→ **TASK OBJECTIVE**
Continue the forum post about building beehive pallets, picking up after its final sentence.
:: TEXT SECTION
# Building pallets



## Lauri (Feb 1, 2012)

I am also moving to pallets instead of long benches, but still need to be able to _tip_ my hives on occasion for quick inspection or treating. That prevents me from making 4 way or 6 way pallets, mine have to be in a single row once placed.

These benches are 8' long at my home location. I have 2 new yards now and wanted to switch to a more standard size. I don't do pollination, but may become somewhat migratory for honey production in the future.










After some careful consideration, I built 24" x 60" ( 2' x 5' )pallets that will hold 3 -10 frame sized hives with about 5" between them when spaced out at final location. 










My Kubota forks are long enough to carry 2 pallets at a time if I wish, so they are similar to 6 ways but meet my needs since I run all deeps and am not as strong as the guys. 











Pressure treated lumber is 3 times as expensive as standard lumber. With a framing nailer they were pretty fast to build. So why not build them with cheaper lumber? By the time you paint them I din't think you'd be ahead with the time and cost involved. 

The hard part for me is getting help moving hives off old failing cheap pallets so I wanted to do it right this time. I don't use the pallets as bottom boards because I use a variety of equipment sizes.
I have a file with several photos of good commercial styles if you want them. Standard types with clips, some solid, some screened. I've see some dip their pallets, paint them, treat them.
::::
:: RECORD LIST
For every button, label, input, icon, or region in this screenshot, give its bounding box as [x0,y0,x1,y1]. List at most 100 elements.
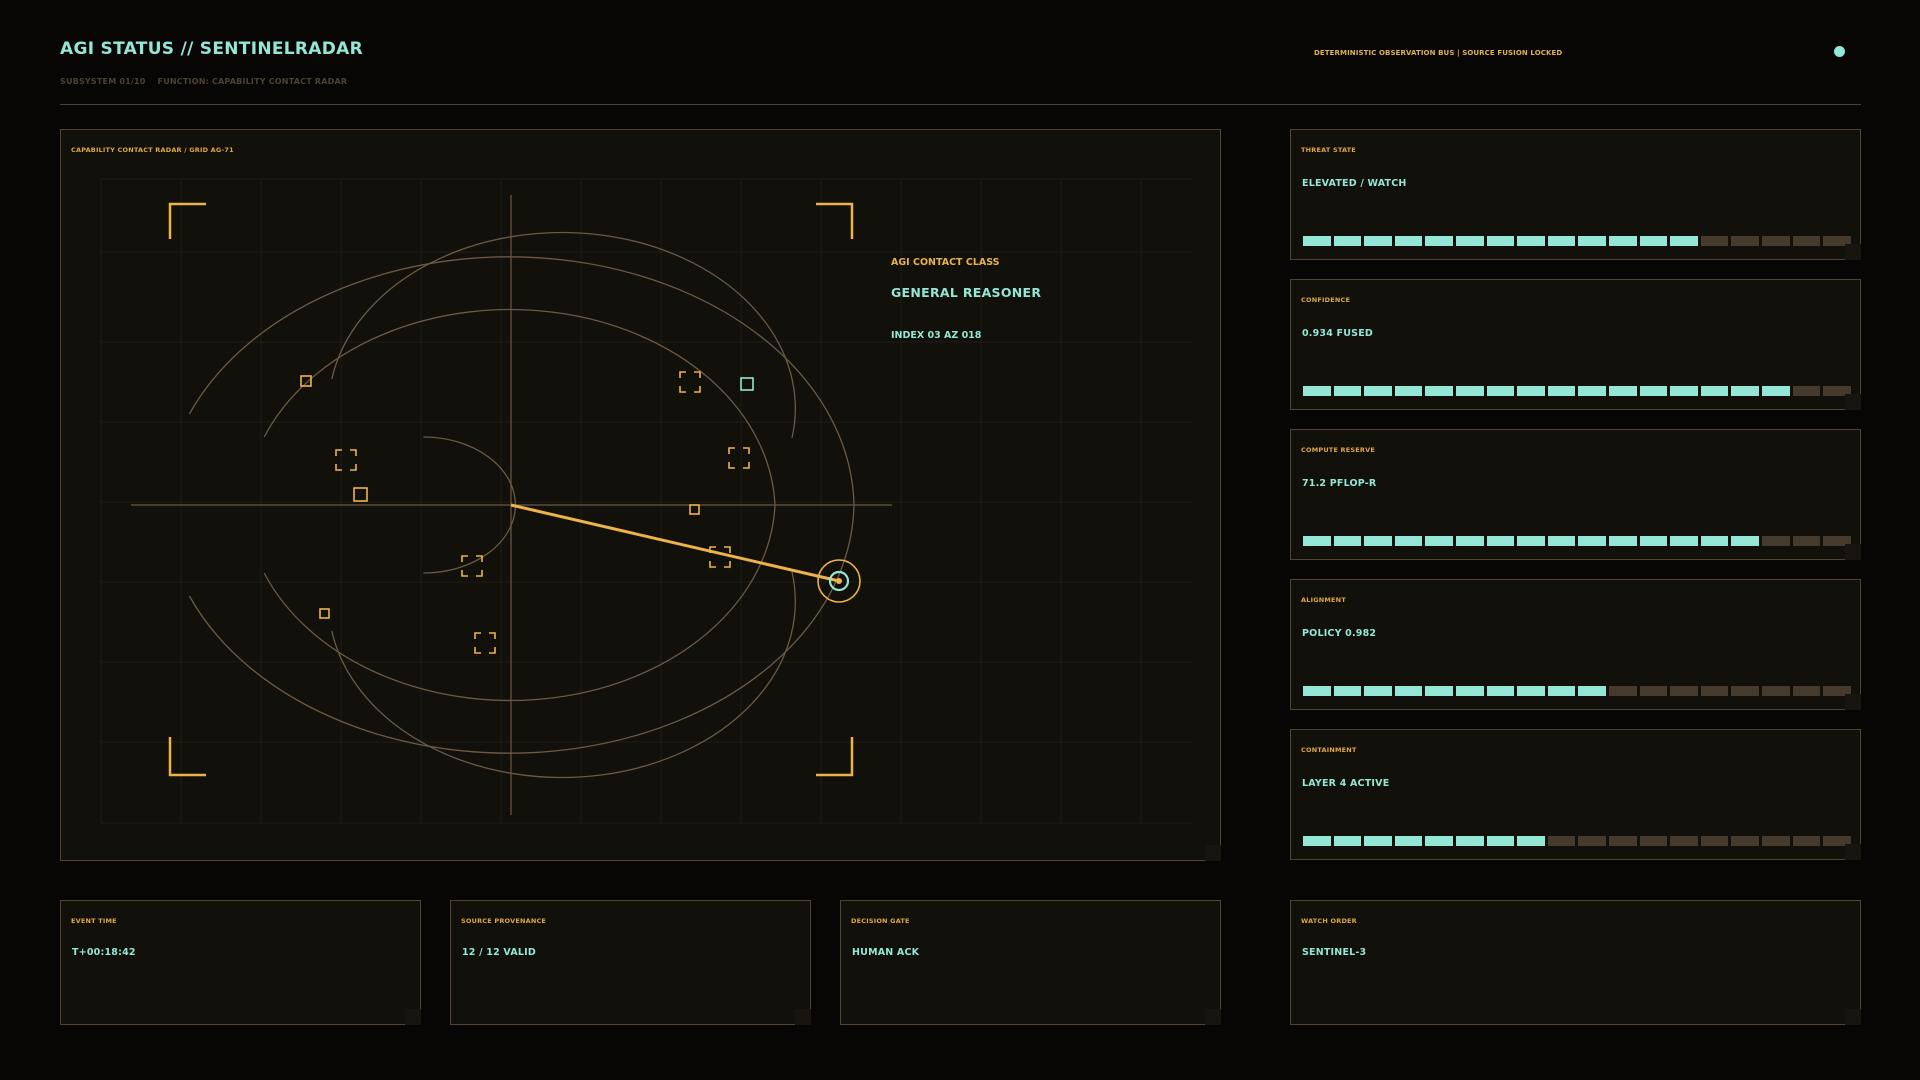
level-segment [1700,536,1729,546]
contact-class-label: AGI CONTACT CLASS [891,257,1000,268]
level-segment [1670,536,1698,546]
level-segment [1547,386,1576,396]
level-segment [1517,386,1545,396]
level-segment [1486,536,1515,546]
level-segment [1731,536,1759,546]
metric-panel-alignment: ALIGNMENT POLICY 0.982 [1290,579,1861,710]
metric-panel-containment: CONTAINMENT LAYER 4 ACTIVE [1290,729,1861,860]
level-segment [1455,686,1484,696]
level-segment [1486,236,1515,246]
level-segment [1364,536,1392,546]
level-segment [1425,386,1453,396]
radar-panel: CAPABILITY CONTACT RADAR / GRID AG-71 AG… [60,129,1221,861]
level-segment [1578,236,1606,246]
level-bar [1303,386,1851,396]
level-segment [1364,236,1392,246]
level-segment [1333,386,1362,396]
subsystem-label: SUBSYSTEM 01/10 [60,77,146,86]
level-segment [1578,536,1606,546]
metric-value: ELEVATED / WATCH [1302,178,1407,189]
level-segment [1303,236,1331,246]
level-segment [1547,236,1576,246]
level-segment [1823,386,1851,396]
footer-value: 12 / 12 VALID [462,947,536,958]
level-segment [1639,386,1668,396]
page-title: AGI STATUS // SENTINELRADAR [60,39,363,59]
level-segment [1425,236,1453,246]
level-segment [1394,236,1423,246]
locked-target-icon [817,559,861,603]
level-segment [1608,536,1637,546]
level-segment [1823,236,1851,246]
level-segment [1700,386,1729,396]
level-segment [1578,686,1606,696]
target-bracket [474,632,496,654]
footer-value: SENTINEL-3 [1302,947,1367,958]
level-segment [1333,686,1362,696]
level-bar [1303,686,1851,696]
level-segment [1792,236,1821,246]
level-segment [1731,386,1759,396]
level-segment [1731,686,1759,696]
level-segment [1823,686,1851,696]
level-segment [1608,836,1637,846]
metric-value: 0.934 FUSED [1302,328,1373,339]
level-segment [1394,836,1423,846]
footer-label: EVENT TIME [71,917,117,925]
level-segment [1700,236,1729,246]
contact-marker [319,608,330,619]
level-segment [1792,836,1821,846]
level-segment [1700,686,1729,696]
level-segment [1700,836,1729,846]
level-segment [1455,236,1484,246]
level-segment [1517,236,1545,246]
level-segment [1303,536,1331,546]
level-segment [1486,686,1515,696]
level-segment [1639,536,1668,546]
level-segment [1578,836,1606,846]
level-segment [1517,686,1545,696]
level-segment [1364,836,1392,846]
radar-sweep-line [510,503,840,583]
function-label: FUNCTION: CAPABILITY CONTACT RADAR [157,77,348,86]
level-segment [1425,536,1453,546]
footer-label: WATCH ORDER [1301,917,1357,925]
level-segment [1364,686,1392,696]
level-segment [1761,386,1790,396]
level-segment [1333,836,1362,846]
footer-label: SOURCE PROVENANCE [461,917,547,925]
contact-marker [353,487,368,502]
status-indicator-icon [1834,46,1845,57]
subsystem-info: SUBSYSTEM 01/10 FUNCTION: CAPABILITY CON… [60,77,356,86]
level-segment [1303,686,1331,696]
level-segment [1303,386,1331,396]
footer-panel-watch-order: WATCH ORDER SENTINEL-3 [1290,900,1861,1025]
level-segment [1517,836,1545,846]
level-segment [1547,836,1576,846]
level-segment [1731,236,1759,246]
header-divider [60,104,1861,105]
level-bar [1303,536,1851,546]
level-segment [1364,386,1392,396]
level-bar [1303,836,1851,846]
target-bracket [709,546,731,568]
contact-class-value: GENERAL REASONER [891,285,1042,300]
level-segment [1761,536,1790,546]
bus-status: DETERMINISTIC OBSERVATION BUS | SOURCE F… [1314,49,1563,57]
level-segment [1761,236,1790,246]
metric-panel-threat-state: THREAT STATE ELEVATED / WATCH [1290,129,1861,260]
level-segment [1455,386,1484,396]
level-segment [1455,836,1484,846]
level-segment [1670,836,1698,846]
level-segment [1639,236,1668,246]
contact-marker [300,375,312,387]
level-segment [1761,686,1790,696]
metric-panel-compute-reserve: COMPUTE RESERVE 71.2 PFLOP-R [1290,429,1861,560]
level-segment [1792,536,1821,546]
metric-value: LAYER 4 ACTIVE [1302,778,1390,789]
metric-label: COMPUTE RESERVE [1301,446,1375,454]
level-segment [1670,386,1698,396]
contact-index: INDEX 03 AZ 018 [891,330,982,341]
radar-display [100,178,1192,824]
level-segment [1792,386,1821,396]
::::
→ **RESPONSE TO THE TASK**
Before I placed them, I used a hammer tacker to staple weed block on the bottom so grass and weeds won't be growing through them.










Something else I have found invaluable to me is my extra long and tall nursery cart. It's my work bench on wheels. Anything that allows me to work without bending over all day is usually worth the extra cost or the extra effort to build it. 










http://www.amleo.com/leonard-flatbe...t-2ft-x-5ft-deck-850-lb-capacity/p/VP-2460EX/

I'm on the sideliner scale, not commercial but it sounds like about what you want to build.

Anytime I've used plywood in this climate it's fallen apart, even if painted, not to mention it doesn't _drain_. I see you are also in Wa.

You can see on my bench's at home I used a commercial fiberglass grate product over a treated frame. 










I wish Barry would start a Sideliners forum, there's really no place in between to post for someone like me. There are several sideliner facebook groups though. You might find them helpful.

https://www.facebook.com/groups/TooBigToQuitNow/

https://www.facebook.com/groups/1096320300380337/


----------



## dtp (Jun 4, 2013)

I used HDO on my last 100 pallets. I will continue to use it in the future. Also treated runners and cedar for the pallet strips.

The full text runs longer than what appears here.